• [Written problem] Restate the full set of records exactly, word for word.

• [Data shown]

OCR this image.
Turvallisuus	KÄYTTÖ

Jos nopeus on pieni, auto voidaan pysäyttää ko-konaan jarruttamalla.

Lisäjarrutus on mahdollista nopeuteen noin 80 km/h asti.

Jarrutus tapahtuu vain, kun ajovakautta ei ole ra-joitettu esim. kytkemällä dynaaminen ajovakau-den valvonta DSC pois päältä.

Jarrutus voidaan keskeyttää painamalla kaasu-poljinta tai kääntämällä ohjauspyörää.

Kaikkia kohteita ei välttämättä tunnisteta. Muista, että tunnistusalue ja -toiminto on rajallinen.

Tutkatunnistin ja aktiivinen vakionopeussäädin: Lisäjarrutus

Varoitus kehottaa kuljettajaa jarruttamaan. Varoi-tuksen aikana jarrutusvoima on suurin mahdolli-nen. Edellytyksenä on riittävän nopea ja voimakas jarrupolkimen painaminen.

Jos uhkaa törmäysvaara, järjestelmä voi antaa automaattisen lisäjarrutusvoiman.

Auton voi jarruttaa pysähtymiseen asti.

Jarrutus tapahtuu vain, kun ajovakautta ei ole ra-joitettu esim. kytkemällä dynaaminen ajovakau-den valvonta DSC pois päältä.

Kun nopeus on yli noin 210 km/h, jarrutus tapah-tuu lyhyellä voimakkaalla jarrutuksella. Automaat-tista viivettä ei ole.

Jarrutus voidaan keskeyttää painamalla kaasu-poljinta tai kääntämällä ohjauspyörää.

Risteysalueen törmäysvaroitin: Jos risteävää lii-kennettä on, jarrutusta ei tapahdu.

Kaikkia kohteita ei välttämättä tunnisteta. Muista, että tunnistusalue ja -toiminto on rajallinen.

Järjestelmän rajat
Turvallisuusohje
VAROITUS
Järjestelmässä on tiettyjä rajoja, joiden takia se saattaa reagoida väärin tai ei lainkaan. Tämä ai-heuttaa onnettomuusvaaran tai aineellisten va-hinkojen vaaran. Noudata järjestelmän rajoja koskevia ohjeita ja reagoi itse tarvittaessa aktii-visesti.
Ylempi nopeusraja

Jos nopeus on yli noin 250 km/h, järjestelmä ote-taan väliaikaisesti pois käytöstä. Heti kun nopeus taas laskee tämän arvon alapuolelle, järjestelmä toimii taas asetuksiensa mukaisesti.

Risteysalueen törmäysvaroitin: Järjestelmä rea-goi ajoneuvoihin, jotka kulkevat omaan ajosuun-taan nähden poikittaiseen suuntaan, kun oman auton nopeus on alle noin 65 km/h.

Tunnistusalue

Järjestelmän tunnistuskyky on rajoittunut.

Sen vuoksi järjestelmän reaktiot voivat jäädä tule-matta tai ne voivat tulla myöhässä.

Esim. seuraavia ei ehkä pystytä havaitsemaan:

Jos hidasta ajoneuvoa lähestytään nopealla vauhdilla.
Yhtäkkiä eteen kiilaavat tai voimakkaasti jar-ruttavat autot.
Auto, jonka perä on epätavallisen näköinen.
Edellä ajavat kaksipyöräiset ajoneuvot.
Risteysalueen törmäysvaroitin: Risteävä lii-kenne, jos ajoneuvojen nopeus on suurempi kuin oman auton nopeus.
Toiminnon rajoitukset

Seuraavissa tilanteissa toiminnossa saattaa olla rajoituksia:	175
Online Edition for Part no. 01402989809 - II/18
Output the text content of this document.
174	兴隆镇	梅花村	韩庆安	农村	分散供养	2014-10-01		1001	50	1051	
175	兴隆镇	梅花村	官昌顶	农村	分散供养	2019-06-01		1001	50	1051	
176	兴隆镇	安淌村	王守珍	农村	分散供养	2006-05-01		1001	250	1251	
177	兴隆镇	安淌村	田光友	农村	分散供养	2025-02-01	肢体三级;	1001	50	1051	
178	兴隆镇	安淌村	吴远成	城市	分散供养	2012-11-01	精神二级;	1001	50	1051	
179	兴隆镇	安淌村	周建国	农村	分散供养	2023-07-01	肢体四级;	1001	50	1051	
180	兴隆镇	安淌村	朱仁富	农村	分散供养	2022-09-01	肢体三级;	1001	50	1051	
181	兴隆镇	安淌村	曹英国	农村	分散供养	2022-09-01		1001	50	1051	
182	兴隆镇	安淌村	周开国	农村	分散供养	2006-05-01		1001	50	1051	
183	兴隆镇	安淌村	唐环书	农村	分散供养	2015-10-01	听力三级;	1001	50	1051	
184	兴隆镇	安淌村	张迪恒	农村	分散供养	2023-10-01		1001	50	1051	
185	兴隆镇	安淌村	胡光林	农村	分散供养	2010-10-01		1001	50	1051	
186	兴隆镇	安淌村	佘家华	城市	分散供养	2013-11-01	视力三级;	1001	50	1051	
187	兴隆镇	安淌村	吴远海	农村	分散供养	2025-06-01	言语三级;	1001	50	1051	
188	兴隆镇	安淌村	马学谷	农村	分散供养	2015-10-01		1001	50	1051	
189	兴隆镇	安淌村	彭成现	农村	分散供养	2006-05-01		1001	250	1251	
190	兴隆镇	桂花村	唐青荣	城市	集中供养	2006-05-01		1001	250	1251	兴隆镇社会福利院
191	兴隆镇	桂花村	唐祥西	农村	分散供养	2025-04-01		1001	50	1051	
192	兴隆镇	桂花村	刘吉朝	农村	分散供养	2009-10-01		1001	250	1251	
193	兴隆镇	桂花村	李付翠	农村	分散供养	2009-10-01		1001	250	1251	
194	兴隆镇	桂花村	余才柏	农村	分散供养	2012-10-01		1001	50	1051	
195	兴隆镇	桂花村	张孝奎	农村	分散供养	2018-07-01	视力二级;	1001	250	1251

• [Solution to this exercise]
OCR this image.
Turvallisuus	KÄYTTÖ

Jos nopeus on pieni, auto voidaan pysäyttää ko-konaan jarruttamalla.

Lisäjarrutus on mahdollista nopeuteen noin 80 km/h asti.

Jarrutus tapahtuu vain, kun ajovakautta ei ole ra-joitettu esim. kytkemällä dynaaminen ajovakau-den valvonta DSC pois päältä.

Jarrutus voidaan keskeyttää painamalla kaasu-poljinta tai kääntämällä ohjauspyörää.

Kaikkia kohteita ei välttämättä tunnisteta. Muista, että tunnistusalue ja -toiminto on rajallinen.

Tutkatunnistin ja aktiivinen vakionopeussäädin: Lisäjarrutus

Varoitus kehottaa kuljettajaa jarruttamaan. Varoi-tuksen aikana jarrutusvoima on suurin mahdolli-nen. Edellytyksenä on riittävän nopea ja voimakas jarrupolkimen painaminen.

Jos uhkaa törmäysvaara, järjestelmä voi antaa automaattisen lisäjarrutusvoiman.

Auton voi jarruttaa pysähtymiseen asti.

Jarrutus tapahtuu vain, kun ajovakautta ei ole ra-joitettu esim. kytkemällä dynaaminen ajovakau-den valvonta DSC pois päältä.

Kun nopeus on yli noin 210 km/h, jarrutus tapah-tuu lyhyellä voimakkaalla jarrutuksella. Automaat-tista viivettä ei ole.

Jarrutus voidaan keskeyttää painamalla kaasu-poljinta tai kääntämällä ohjauspyörää.

Risteysalueen törmäysvaroitin: Jos risteävää lii-kennettä on, jarrutusta ei tapahdu.

Kaikkia kohteita ei välttämättä tunnisteta. Muista, että tunnistusalue ja -toiminto on rajallinen.

Järjestelmän rajat
Turvallisuusohje
VAROITUS
Järjestelmässä on tiettyjä rajoja, joiden takia se saattaa reagoida väärin tai ei lainkaan. Tämä ai-heuttaa onnettomuusvaaran tai aineellisten va-hinkojen vaaran. Noudata järjestelmän rajoja koskevia ohjeita ja reagoi itse tarvittaessa aktii-visesti.
Ylempi nopeusraja

Jos nopeus on yli noin 250 km/h, järjestelmä ote-taan väliaikaisesti pois käytöstä. Heti kun nopeus taas laskee tämän arvon alapuolelle, järjestelmä toimii taas asetuksiensa mukaisesti.

Risteysalueen törmäysvaroitin: Järjestelmä rea-goi ajoneuvoihin, jotka kulkevat omaan ajosuun-taan nähden poikittaiseen suuntaan, kun oman auton nopeus on alle noin 65 km/h.

Tunnistusalue

Järjestelmän tunnistuskyky on rajoittunut.

Sen vuoksi järjestelmän reaktiot voivat jäädä tule-matta tai ne voivat tulla myöhässä.

Esim. seuraavia ei ehkä pystytä havaitsemaan:

Jos hidasta ajoneuvoa lähestytään nopealla vauhdilla.
Yhtäkkiä eteen kiilaavat tai voimakkaasti jar-ruttavat autot.
Auto, jonka perä on epätavallisen näköinen.
Edellä ajavat kaksipyöräiset ajoneuvot.
Risteysalueen törmäysvaroitin: Risteävä lii-kenne, jos ajoneuvojen nopeus on suurempi kuin oman auton nopeus.
Toiminnon rajoitukset

Seuraavissa tilanteissa toiminnossa saattaa olla rajoituksia:	175
Online Edition for Part no. 01402989809 - II/18
Output the text content of this document.
174	兴隆镇	梅花村	韩庆安	农村	分散供养	2014-10-01		1001	50	1051	
175	兴隆镇	梅花村	官昌顶	农村	分散供养	2019-06-01		1001	50	1051	
176	兴隆镇	安淌村	王守珍	农村	分散供养	2006-05-01		1001	250	1251	
177	兴隆镇	安淌村	田光友	农村	分散供养	2025-02-01	肢体三级;	1001	50	1051	
178	兴隆镇	安淌村	吴远成	城市	分散供养	2012-11-01	精神二级;	1001	50	1051	
179	兴隆镇	安淌村	周建国	农村	分散供养	2023-07-01	肢体四级;	1001	50	1051	
180	兴隆镇	安淌村	朱仁富	农村	分散供养	2022-09-01	肢体三级;	1001	50	1051	
181	兴隆镇	安淌村	曹英国	农村	分散供养	2022-09-01		1001	50	1051	
182	兴隆镇	安淌村	周开国	农村	分散供养	2006-05-01		1001	50	1051	
183	兴隆镇	安淌村	唐环书	农村	分散供养	2015-10-01	听力三级;	1001	50	1051	
184	兴隆镇	安淌村	张迪恒	农村	分散供养	2023-10-01		1001	50	1051	
185	兴隆镇	安淌村	胡光林	农村	分散供养	2010-10-01		1001	50	1051	
186	兴隆镇	安淌村	佘家华	城市	分散供养	2013-11-01	视力三级;	1001	50	1051	
187	兴隆镇	安淌村	吴远海	农村	分散供养	2025-06-01	言语三级;	1001	50	1051	
188	兴隆镇	安淌村	马学谷	农村	分散供养	2015-10-01		1001	50	1051	
189	兴隆镇	安淌村	彭成现	农村	分散供养	2006-05-01		1001	250	1251	
190	兴隆镇	桂花村	唐青荣	城市	集中供养	2006-05-01		1001	250	1251	兴隆镇社会福利院
191	兴隆镇	桂花村	唐祥西	农村	分散供养	2025-04-01		1001	50	1051	
192	兴隆镇	桂花村	刘吉朝	农村	分散供养	2009-10-01		1001	250	1251	
193	兴隆镇	桂花村	李付翠	农村	分散供养	2009-10-01		1001	250	1251	
194	兴隆镇	桂花村	余才柏	农村	分散供养	2012-10-01		1001	50	1051	
195	兴隆镇	桂花村	张孝奎	农村	分散供养	2018-07-01	视力二级;	1001	250	1251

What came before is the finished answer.